--- Task data ---

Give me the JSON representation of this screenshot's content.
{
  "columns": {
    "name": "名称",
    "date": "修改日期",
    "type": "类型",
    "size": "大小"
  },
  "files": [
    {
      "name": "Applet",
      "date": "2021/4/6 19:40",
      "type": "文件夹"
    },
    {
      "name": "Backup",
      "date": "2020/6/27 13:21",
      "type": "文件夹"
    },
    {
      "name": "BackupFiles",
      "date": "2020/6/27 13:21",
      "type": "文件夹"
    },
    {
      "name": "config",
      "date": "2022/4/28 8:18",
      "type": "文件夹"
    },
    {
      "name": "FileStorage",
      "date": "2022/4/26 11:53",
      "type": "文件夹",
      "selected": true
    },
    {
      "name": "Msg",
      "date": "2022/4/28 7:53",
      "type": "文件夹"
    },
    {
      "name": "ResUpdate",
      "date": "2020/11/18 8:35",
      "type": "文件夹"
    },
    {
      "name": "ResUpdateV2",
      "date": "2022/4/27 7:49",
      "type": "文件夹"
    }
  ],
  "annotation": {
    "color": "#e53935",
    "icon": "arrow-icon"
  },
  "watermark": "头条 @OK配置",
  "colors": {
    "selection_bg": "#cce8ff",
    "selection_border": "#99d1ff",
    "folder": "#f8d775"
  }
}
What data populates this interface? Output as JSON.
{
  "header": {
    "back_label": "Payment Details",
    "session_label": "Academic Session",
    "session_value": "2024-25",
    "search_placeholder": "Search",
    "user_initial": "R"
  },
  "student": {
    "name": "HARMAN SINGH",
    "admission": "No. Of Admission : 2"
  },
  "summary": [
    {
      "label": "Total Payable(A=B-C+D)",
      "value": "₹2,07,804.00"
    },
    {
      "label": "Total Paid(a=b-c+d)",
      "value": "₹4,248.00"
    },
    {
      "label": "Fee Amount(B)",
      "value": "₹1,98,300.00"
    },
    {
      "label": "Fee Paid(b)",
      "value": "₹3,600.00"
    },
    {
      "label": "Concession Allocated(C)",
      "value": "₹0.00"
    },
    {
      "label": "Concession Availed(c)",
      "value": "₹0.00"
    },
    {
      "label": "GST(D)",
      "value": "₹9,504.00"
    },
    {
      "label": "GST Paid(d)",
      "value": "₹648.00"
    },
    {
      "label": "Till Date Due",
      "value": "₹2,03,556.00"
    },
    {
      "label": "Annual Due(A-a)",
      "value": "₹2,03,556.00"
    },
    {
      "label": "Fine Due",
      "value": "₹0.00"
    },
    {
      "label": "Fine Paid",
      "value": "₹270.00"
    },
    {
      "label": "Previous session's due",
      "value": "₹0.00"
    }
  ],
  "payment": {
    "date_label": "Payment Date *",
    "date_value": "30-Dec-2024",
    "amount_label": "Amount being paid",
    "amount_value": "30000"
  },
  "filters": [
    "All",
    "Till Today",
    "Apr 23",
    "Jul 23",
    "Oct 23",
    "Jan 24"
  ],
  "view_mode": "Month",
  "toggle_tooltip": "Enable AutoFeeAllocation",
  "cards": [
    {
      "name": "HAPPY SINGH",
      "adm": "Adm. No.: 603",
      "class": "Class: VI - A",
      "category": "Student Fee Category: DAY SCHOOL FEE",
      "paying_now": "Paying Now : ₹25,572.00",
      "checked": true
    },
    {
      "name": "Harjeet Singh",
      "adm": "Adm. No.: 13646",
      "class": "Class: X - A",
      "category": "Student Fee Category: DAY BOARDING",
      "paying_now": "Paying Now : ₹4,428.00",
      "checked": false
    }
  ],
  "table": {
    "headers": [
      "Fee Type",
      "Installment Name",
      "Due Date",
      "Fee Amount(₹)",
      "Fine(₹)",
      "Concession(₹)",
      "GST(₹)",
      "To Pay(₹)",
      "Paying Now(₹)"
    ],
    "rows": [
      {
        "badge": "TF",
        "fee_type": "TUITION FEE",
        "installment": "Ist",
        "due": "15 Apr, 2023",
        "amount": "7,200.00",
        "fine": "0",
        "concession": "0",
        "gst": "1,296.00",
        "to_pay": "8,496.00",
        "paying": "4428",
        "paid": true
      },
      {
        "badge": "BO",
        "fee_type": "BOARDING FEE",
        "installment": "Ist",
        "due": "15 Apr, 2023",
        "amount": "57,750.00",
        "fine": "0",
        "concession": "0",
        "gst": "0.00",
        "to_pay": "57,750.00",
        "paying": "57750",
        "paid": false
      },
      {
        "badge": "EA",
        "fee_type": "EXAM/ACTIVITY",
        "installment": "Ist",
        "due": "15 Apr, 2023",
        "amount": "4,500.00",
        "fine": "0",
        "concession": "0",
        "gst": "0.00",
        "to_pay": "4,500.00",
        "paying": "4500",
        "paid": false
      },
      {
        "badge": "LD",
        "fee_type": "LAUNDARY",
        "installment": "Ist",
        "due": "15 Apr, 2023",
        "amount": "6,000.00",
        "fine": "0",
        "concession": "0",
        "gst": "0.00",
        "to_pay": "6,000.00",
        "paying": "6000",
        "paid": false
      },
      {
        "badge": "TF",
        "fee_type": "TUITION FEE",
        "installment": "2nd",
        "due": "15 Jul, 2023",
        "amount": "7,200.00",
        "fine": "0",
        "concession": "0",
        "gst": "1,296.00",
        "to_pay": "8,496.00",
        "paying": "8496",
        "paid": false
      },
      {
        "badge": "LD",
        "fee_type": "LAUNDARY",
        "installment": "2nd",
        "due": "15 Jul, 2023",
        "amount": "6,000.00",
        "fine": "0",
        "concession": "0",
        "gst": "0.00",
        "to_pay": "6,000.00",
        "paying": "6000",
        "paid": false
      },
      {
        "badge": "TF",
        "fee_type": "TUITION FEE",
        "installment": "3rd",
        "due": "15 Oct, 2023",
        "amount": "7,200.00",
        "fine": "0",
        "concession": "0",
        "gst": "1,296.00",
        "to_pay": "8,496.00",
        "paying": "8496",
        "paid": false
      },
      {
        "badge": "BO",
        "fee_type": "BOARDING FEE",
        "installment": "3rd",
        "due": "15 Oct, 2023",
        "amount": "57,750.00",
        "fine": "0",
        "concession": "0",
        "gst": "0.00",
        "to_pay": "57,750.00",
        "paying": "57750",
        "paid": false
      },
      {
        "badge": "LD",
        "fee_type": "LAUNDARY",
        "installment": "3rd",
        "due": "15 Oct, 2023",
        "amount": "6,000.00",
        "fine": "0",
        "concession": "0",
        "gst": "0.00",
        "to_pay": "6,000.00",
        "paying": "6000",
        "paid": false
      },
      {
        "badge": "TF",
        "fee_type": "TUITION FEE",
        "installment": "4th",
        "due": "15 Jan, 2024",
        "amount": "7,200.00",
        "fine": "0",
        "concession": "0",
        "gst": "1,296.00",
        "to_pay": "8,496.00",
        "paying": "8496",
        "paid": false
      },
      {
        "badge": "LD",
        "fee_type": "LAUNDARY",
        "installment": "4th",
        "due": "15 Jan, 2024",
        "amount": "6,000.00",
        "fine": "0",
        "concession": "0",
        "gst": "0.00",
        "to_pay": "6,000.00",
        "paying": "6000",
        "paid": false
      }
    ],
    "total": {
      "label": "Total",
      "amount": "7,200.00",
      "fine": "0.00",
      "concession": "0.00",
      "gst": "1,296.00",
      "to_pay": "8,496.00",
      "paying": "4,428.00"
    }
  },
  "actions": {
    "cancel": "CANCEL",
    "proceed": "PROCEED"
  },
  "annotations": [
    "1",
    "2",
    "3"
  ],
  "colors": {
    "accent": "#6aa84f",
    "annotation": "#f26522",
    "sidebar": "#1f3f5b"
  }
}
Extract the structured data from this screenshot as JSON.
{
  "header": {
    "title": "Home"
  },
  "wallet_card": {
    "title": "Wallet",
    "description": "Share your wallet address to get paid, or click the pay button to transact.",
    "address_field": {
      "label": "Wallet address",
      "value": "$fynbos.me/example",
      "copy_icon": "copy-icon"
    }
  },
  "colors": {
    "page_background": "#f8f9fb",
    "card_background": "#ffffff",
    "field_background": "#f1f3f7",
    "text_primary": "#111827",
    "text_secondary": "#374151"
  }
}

---
--- Task data ---

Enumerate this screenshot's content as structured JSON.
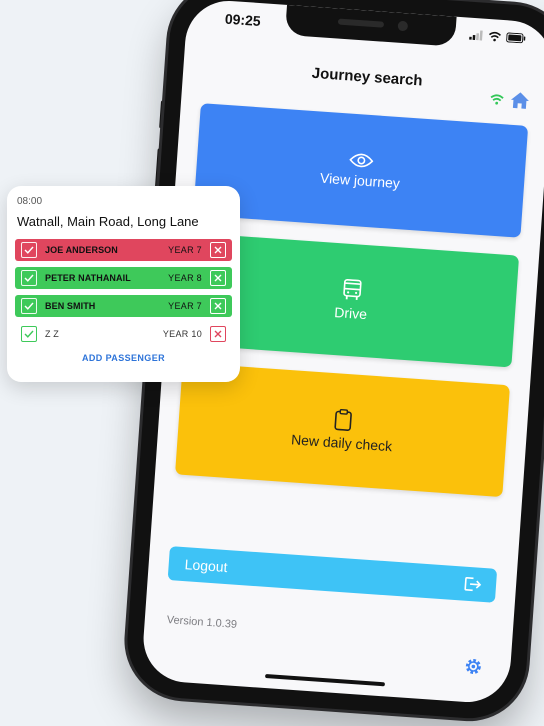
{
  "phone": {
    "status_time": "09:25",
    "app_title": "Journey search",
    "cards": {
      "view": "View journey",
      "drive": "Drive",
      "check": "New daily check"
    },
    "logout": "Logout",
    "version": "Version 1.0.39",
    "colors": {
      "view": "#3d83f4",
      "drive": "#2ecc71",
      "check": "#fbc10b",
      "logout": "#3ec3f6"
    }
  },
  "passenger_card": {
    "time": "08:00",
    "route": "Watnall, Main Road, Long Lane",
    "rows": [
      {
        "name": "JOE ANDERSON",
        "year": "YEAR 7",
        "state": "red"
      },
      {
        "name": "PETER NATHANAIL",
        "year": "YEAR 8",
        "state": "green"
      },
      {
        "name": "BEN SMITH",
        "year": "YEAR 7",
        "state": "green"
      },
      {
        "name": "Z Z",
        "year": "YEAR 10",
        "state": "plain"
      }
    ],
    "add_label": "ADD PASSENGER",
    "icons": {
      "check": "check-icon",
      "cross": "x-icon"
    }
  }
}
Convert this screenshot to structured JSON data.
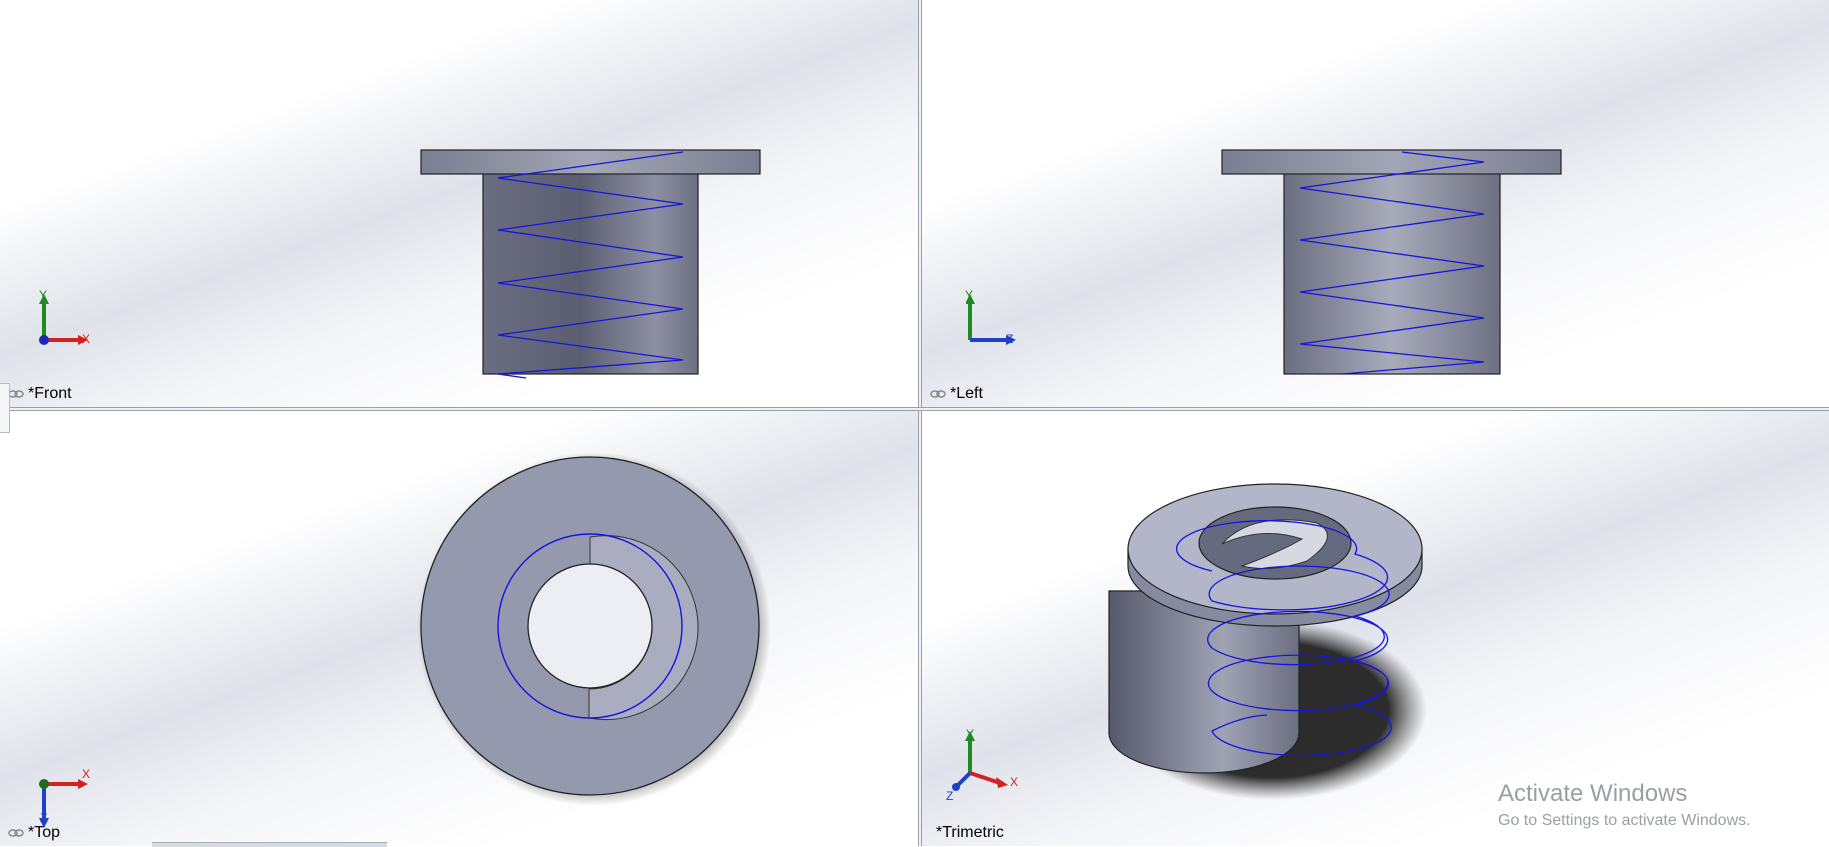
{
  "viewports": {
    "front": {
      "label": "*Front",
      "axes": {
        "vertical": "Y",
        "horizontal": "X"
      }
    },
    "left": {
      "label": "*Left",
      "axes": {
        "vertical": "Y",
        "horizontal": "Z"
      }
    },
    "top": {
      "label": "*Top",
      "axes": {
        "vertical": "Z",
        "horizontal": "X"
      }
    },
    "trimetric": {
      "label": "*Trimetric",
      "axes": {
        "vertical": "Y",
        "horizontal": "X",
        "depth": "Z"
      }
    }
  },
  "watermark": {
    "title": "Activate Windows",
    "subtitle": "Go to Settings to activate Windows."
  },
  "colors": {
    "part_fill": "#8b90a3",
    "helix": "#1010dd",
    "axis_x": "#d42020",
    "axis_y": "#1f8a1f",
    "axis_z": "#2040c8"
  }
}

---

Reproduce each line of the entries in which the word "year" is found.

### Output of the exercise
        "year": "YEAR 7",
        "year": "YEAR 8",
        "year": "YEAR 7",
        "year": "YEAR 10",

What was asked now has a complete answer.